#### To be done:
Lines containing the string "xlabel" are to be counted; report the number and nothing more.

++++++++

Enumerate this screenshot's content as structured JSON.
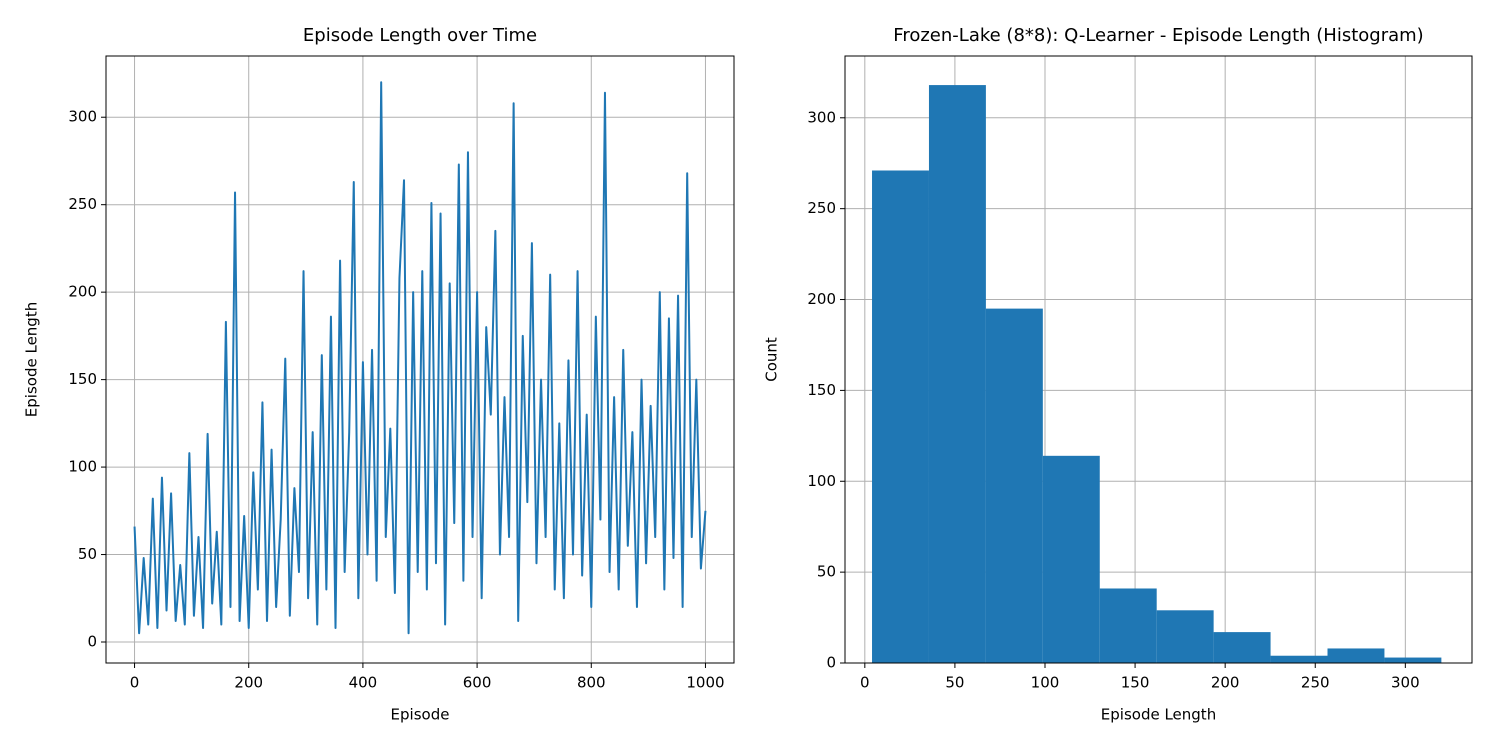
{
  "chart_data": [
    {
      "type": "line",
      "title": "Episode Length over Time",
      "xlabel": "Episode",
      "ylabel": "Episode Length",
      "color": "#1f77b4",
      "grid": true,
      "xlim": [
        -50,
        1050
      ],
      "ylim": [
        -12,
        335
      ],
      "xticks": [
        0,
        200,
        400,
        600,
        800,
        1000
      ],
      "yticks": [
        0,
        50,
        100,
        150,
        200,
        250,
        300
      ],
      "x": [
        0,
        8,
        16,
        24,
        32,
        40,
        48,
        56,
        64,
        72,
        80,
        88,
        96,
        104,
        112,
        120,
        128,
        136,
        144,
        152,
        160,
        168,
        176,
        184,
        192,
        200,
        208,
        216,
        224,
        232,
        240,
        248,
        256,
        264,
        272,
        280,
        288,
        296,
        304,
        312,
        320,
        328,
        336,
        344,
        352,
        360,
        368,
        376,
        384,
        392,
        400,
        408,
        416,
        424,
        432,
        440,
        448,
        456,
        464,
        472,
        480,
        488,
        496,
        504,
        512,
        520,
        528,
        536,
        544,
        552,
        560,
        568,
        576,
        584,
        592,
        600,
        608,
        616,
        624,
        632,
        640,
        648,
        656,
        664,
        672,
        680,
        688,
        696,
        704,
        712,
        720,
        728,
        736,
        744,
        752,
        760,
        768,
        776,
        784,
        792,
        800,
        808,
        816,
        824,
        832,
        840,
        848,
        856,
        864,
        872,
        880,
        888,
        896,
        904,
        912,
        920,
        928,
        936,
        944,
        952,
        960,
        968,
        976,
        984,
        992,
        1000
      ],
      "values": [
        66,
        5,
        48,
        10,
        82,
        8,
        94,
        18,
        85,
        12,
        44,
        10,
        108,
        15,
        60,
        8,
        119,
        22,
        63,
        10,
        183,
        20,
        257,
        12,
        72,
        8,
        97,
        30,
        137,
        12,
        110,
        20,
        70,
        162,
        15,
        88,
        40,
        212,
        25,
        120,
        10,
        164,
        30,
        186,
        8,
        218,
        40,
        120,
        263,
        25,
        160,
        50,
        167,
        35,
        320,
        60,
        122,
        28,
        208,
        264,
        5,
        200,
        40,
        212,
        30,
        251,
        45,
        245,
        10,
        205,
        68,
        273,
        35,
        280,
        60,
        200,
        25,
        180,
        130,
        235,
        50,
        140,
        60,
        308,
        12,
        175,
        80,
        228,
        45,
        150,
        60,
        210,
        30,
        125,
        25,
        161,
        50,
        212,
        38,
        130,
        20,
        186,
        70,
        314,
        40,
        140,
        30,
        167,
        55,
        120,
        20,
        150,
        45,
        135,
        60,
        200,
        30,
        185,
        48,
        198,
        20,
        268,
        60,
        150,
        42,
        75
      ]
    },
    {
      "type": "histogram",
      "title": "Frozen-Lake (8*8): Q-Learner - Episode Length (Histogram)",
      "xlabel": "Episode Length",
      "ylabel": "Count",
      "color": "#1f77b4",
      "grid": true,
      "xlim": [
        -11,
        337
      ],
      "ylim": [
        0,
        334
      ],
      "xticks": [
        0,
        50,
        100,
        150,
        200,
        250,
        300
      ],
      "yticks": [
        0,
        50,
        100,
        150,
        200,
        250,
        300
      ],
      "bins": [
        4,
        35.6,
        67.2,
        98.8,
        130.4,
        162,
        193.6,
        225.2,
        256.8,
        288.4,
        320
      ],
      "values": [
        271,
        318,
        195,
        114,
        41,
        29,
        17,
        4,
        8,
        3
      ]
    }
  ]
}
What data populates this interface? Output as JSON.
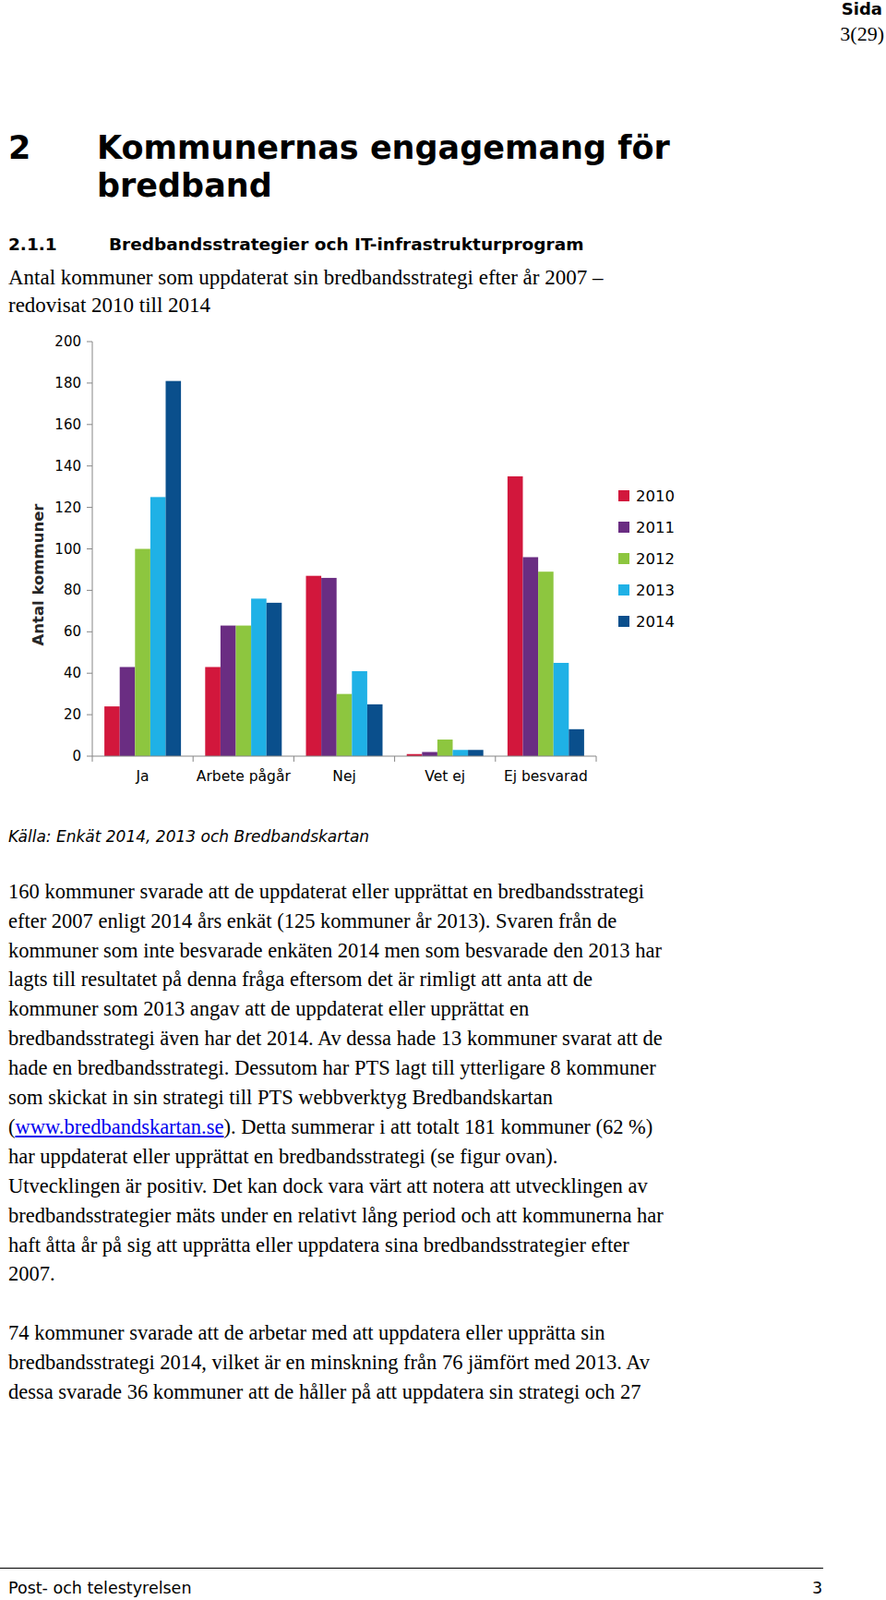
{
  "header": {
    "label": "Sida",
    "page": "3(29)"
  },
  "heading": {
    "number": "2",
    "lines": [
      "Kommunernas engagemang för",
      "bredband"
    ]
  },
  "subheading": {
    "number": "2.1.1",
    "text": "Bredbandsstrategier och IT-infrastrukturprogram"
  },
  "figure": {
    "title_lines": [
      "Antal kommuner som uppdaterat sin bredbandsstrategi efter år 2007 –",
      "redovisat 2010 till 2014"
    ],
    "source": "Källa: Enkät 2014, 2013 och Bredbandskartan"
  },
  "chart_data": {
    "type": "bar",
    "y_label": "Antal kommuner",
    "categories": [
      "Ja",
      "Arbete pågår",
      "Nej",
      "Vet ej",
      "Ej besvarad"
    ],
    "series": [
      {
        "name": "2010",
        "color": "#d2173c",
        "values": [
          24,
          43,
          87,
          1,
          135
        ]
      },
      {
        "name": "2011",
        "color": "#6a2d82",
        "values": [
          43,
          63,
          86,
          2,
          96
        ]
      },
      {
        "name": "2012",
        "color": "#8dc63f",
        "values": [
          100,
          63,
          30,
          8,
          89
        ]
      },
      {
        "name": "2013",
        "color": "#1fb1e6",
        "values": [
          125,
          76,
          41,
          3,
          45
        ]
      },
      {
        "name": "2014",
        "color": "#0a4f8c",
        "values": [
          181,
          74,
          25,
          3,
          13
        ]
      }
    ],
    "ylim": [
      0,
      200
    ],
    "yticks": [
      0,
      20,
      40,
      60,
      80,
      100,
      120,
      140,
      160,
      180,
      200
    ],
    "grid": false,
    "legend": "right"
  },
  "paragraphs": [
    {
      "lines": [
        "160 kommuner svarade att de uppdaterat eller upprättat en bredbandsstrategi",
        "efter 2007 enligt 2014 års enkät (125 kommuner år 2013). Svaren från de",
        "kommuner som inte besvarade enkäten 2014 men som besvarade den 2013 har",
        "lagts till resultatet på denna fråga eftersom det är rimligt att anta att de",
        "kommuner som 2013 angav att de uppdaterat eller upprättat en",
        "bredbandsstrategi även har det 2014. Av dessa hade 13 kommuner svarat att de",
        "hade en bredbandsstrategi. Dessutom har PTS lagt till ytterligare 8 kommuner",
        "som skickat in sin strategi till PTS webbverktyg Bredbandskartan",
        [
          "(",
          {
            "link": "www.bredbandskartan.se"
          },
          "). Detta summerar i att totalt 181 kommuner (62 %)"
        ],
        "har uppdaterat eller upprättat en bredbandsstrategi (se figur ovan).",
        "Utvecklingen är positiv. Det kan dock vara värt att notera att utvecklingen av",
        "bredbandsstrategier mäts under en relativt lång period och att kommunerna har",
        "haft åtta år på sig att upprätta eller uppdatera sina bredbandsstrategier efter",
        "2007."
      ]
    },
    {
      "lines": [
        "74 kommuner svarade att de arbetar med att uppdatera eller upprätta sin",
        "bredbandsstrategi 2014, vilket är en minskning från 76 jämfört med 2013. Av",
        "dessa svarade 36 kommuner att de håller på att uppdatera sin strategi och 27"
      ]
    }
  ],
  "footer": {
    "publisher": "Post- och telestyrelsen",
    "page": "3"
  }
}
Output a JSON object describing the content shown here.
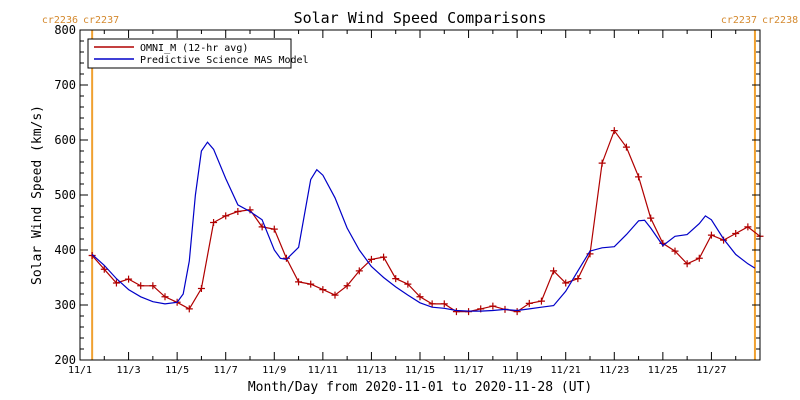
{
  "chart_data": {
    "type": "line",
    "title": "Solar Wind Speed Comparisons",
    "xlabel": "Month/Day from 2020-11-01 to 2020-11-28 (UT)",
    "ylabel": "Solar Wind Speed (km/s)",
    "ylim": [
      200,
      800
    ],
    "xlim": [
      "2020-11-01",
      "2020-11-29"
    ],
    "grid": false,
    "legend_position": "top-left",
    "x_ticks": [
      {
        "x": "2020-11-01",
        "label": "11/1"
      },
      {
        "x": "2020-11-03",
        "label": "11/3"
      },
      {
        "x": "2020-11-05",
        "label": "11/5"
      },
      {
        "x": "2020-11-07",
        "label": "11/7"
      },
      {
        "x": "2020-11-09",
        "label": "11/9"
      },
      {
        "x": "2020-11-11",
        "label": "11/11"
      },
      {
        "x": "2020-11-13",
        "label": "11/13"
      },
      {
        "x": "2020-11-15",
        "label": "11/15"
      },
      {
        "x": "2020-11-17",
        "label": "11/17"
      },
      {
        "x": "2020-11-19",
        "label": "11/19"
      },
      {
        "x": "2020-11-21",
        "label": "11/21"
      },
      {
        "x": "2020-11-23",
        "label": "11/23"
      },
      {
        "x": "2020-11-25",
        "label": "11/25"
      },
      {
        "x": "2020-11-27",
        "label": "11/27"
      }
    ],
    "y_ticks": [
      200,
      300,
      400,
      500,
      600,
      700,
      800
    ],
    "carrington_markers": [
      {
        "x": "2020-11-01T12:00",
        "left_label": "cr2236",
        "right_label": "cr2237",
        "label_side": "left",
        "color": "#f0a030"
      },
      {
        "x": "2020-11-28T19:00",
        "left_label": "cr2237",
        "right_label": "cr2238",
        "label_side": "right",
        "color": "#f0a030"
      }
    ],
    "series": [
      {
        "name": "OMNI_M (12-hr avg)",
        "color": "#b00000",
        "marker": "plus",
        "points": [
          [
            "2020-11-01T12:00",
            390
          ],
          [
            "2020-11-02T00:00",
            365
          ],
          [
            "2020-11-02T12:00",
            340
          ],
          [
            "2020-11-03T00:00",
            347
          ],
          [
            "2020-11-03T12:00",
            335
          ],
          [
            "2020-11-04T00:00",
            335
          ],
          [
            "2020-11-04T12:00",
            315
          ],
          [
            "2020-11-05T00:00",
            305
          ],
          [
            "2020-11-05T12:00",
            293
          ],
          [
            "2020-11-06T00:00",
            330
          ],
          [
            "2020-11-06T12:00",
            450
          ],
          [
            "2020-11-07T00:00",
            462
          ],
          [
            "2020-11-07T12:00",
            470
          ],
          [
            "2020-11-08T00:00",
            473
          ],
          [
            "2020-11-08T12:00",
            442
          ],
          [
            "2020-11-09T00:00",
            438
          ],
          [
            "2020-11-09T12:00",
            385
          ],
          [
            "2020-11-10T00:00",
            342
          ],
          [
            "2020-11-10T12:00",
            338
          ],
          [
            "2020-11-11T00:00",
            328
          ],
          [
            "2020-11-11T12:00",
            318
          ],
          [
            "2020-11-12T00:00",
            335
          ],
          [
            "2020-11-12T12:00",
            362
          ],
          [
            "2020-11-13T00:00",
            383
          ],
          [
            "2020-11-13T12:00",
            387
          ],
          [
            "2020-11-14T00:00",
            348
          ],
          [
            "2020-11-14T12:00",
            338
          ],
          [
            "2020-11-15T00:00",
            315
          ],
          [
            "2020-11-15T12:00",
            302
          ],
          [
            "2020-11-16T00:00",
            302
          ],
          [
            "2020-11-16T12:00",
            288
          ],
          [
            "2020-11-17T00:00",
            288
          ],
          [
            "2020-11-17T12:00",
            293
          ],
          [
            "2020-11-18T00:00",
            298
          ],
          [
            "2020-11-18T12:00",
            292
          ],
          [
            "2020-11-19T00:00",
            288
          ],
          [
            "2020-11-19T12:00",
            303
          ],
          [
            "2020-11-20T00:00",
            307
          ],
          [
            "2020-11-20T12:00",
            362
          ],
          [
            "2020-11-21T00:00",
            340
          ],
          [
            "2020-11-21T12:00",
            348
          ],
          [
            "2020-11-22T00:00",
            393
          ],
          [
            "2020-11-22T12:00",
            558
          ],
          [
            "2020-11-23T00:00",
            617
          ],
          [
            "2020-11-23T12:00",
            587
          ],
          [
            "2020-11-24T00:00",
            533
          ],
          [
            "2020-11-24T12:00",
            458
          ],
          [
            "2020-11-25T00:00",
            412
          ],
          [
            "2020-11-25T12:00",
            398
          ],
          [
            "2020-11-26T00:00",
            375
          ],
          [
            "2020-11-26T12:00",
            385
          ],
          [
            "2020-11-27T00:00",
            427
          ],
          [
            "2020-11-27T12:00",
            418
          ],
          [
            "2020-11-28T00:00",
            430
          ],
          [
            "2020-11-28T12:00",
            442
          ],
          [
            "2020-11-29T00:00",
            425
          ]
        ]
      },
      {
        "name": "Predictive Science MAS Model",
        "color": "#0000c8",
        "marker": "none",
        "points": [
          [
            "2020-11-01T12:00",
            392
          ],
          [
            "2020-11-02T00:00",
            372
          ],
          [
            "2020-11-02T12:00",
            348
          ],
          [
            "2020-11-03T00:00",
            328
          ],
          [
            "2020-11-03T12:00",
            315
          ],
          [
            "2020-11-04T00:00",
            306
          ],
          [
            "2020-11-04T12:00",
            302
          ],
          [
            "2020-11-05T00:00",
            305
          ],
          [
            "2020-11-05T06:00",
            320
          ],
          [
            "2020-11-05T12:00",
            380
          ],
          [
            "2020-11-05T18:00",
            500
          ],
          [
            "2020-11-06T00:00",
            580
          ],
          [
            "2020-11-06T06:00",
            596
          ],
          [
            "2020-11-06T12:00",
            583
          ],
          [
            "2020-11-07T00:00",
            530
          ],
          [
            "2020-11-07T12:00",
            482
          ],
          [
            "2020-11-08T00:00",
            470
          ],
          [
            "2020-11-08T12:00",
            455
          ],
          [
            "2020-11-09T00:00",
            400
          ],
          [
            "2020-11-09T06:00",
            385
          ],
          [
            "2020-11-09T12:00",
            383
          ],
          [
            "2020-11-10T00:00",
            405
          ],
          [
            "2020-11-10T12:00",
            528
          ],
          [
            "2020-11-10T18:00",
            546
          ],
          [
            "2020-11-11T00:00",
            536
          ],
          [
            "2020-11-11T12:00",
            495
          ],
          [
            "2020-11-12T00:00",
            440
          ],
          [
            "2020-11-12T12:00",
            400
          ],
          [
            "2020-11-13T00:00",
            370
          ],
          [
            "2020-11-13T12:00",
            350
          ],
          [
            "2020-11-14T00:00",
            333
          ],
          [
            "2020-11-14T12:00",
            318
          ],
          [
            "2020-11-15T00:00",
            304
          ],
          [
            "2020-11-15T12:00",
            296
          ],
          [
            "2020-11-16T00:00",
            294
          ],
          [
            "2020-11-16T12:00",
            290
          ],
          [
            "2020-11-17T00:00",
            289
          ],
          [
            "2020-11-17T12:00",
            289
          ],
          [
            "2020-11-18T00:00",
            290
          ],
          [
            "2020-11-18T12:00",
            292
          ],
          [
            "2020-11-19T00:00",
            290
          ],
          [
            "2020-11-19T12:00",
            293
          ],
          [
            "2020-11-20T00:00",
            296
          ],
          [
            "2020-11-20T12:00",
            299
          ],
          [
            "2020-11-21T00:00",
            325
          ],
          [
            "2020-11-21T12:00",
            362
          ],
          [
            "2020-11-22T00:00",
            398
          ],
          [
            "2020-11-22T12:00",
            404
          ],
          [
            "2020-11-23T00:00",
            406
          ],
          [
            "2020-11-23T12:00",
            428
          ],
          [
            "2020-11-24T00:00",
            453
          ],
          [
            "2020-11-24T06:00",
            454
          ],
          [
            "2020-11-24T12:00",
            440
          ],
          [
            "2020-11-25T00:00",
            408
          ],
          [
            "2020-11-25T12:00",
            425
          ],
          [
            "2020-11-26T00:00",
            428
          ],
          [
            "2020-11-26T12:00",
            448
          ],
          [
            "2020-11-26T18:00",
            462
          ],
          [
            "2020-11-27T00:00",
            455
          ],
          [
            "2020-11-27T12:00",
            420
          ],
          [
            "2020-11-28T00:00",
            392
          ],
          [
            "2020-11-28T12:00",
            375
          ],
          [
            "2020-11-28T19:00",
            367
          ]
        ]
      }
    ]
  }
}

++++++++

#### Finished answer:
3